» What you need to do: Gather every line from the entries below that includes "INTRODUCCIÓN".

» Extracted information:
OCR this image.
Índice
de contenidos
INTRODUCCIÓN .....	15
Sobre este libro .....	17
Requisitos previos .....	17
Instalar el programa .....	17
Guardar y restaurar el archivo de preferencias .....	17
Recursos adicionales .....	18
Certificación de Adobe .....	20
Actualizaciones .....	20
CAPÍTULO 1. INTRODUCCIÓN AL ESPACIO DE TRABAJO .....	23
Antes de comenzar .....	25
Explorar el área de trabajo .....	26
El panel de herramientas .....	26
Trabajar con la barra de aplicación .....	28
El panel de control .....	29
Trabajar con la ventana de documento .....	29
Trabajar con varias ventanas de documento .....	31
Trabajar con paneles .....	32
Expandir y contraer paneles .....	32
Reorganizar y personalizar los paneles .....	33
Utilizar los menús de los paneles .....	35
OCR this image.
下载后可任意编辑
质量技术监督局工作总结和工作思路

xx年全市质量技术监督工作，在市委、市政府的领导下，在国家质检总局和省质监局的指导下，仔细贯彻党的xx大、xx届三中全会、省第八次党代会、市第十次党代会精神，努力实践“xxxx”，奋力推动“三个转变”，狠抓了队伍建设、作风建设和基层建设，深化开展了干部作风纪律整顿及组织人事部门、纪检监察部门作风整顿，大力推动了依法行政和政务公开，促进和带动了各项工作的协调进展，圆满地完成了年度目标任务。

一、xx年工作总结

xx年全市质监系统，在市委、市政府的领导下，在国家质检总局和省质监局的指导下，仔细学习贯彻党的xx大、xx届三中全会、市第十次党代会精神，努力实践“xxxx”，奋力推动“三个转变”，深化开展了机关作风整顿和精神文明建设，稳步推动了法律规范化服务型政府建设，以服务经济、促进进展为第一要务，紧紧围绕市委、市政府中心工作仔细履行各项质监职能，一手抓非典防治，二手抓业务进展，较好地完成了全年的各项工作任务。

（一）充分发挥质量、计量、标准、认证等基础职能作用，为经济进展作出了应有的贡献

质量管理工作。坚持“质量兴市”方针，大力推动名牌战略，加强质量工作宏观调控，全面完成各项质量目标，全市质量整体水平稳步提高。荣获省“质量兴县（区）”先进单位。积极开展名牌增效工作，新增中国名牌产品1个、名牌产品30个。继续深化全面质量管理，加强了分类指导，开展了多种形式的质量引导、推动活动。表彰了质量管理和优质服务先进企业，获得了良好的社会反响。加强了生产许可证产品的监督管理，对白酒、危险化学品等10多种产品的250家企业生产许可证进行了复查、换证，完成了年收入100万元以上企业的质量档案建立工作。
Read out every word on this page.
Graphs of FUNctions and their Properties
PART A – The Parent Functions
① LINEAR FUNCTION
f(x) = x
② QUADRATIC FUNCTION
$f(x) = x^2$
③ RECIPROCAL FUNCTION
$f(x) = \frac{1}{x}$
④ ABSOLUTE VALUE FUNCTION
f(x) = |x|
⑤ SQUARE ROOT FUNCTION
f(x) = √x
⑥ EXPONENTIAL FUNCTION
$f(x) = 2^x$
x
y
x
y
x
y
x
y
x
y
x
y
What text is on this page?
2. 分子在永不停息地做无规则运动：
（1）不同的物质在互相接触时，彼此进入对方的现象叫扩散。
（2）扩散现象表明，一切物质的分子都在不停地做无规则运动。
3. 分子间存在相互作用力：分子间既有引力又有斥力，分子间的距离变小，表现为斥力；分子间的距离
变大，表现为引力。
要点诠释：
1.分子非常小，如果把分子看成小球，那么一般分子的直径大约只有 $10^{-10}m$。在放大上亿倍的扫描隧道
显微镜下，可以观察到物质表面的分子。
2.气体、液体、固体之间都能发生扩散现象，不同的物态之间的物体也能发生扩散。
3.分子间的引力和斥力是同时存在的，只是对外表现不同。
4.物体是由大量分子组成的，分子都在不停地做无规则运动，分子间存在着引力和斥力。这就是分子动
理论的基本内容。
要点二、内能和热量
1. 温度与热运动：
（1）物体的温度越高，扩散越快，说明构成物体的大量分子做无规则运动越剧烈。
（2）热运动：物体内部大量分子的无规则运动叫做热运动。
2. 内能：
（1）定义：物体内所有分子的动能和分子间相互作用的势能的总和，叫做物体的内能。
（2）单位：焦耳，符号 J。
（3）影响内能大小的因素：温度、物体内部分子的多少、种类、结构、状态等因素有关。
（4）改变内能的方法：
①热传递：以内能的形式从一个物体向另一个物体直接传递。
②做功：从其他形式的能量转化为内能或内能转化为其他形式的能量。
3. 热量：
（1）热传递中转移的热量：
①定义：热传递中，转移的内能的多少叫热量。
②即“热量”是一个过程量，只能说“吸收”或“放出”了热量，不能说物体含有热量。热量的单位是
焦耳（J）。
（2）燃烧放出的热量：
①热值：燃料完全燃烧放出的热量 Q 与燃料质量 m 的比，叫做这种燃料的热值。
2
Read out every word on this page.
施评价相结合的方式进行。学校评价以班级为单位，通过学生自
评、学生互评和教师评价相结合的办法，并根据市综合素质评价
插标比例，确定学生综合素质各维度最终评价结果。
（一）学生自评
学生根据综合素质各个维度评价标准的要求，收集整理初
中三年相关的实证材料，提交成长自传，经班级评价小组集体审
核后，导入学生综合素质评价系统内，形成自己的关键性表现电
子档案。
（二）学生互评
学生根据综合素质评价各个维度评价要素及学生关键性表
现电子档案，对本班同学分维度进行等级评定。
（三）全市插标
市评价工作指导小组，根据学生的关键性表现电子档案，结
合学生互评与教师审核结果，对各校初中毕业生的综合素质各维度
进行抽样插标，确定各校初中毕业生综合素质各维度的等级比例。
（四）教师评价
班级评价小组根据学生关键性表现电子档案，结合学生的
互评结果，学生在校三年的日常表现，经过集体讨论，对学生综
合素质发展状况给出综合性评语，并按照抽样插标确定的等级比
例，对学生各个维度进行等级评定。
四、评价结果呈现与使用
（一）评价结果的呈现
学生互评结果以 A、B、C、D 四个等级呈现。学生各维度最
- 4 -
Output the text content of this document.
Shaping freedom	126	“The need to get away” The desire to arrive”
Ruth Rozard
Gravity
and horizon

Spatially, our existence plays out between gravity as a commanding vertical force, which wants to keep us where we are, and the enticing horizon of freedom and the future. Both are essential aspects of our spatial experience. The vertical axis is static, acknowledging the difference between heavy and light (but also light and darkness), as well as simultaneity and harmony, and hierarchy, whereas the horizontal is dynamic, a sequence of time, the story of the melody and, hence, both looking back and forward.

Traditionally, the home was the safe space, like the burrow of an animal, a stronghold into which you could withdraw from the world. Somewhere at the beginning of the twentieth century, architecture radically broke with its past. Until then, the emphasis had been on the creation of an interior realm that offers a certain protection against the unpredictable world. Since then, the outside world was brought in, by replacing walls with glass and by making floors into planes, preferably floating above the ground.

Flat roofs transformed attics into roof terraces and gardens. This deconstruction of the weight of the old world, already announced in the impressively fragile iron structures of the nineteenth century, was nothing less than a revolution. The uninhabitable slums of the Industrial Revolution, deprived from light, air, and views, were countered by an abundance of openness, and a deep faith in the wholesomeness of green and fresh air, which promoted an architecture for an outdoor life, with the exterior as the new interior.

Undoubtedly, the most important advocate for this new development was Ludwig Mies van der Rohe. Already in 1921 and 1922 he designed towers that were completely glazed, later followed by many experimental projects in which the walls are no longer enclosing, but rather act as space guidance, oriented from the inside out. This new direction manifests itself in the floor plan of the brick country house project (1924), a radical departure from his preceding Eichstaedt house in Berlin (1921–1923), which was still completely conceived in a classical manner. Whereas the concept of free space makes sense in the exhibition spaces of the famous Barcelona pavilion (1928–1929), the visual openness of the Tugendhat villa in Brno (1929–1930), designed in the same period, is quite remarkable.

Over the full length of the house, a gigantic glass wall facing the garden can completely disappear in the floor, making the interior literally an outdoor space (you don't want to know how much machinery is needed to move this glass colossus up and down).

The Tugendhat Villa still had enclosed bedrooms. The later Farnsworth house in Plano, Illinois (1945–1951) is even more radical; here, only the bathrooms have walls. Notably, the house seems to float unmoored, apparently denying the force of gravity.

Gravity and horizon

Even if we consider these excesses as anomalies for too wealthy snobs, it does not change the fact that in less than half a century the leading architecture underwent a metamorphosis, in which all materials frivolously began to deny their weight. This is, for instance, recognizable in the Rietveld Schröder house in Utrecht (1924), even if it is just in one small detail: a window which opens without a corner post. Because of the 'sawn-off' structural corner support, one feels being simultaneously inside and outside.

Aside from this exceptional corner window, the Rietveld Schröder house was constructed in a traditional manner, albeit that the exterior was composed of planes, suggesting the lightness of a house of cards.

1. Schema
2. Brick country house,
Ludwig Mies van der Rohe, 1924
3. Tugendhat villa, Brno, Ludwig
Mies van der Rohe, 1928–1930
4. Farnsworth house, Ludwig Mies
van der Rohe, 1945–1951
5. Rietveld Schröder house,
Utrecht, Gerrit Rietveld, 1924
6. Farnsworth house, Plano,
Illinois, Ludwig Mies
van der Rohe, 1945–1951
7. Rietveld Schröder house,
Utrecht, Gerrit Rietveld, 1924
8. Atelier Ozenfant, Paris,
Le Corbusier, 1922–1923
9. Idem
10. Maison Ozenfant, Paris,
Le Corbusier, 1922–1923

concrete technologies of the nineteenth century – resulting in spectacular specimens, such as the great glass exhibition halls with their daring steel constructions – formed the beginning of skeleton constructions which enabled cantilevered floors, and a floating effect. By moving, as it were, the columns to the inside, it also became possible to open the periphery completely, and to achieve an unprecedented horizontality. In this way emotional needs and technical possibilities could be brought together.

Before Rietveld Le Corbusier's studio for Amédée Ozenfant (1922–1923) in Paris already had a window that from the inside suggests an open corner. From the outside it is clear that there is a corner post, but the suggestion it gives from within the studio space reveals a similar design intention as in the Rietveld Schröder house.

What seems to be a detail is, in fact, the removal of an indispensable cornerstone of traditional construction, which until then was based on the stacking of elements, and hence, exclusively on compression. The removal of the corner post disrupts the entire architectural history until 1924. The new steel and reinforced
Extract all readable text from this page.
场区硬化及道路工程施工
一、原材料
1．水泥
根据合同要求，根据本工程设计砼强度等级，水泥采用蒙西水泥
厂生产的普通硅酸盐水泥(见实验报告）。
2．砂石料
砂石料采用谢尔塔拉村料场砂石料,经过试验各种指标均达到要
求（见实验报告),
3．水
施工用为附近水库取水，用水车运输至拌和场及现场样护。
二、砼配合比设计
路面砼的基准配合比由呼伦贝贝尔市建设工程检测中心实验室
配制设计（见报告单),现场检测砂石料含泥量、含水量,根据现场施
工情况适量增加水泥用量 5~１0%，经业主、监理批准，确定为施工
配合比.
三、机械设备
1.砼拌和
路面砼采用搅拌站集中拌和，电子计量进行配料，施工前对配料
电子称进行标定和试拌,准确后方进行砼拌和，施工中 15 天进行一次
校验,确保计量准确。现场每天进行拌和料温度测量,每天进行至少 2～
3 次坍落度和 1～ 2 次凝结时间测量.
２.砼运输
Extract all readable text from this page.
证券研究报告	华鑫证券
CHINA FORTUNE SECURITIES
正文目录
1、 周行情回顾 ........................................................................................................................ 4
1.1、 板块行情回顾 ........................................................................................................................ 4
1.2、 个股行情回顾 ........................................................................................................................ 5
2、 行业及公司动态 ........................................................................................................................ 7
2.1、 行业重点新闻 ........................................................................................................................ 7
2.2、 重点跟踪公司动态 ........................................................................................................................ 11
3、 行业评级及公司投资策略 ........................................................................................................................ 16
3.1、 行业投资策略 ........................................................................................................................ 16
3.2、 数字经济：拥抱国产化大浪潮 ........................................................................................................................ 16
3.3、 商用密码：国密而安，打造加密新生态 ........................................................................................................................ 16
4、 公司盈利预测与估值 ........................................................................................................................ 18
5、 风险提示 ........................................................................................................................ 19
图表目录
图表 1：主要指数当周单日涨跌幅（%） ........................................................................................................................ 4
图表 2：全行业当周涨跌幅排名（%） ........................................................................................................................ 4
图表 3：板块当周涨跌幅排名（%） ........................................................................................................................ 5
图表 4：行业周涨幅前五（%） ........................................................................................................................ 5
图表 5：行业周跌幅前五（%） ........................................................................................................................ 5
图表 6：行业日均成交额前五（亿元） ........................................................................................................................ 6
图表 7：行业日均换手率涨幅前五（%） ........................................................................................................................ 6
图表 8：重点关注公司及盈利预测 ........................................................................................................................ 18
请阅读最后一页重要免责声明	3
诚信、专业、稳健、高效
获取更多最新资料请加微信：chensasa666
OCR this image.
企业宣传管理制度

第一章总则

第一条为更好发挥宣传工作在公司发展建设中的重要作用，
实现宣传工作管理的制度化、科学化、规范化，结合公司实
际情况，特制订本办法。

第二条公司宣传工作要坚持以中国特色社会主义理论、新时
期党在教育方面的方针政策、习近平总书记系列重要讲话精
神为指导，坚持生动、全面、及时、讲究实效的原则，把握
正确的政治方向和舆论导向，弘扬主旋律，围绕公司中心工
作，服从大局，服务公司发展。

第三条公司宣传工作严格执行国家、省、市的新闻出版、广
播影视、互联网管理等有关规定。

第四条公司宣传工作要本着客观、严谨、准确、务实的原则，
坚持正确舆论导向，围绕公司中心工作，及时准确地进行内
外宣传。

» Result of this exercise:
INTRODUCCIÓN .....	15
CAPÍTULO 1. INTRODUCCIÓN AL ESPACIO DE TRABAJO .....	23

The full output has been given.